(Task instructions): Print all the records exactly, please.

(Data shown):

--*--

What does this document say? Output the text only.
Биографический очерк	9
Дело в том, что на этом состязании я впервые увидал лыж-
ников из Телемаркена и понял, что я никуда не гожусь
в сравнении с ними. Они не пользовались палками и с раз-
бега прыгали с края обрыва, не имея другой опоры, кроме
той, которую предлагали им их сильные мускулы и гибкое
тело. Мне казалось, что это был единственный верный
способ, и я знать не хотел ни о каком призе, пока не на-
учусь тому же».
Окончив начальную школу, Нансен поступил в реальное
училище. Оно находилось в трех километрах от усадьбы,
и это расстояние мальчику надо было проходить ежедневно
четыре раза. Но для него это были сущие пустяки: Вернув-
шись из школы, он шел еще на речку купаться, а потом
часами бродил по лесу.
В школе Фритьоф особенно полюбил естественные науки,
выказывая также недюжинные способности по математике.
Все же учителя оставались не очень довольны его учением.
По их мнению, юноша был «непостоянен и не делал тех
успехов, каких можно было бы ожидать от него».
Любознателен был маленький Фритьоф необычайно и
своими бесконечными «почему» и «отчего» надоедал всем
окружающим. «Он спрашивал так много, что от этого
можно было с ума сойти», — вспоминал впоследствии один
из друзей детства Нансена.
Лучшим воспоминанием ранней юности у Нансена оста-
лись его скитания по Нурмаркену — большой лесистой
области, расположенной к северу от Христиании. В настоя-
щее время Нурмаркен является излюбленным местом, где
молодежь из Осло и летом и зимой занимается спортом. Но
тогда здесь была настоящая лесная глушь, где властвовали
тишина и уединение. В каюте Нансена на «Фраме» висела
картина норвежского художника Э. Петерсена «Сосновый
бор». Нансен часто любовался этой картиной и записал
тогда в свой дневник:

--*--

(Task answer):
What does this document say? Output the text only.
Биографический очерк	9
Дело в том, что на этом состязании я впервые увидал лыж-
ников из Телемаркена и понял, что я никуда не гожусь
в сравнении с ними. Они не пользовались палками и с раз-
бега прыгали с края обрыва, не имея другой опоры, кроме
той, которую предлагали им их сильные мускулы и гибкое
тело. Мне казалось, что это был единственный верный
способ, и я знать не хотел ни о каком призе, пока не на-
учусь тому же».
Окончив начальную школу, Нансен поступил в реальное
училище. Оно находилось в трех километрах от усадьбы,
и это расстояние мальчику надо было проходить ежедневно
четыре раза. Но для него это были сущие пустяки: Вернув-
шись из школы, он шел еще на речку купаться, а потом
часами бродил по лесу.
В школе Фритьоф особенно полюбил естественные науки,
выказывая также недюжинные способности по математике.
Все же учителя оставались не очень довольны его учением.
По их мнению, юноша был «непостоянен и не делал тех
успехов, каких можно было бы ожидать от него».
Любознателен был маленький Фритьоф необычайно и
своими бесконечными «почему» и «отчего» надоедал всем
окружающим. «Он спрашивал так много, что от этого
можно было с ума сойти», — вспоминал впоследствии один
из друзей детства Нансена.
Лучшим воспоминанием ранней юности у Нансена оста-
лись его скитания по Нурмаркену — большой лесистой
области, расположенной к северу от Христиании. В настоя-
щее время Нурмаркен является излюбленным местом, где
молодежь из Осло и летом и зимой занимается спортом. Но
тогда здесь была настоящая лесная глушь, где властвовали
тишина и уединение. В каюте Нансена на «Фраме» висела
картина норвежского художника Э. Петерсена «Сосновый
бор». Нансен часто любовался этой картиной и записал
тогда в свой дневник:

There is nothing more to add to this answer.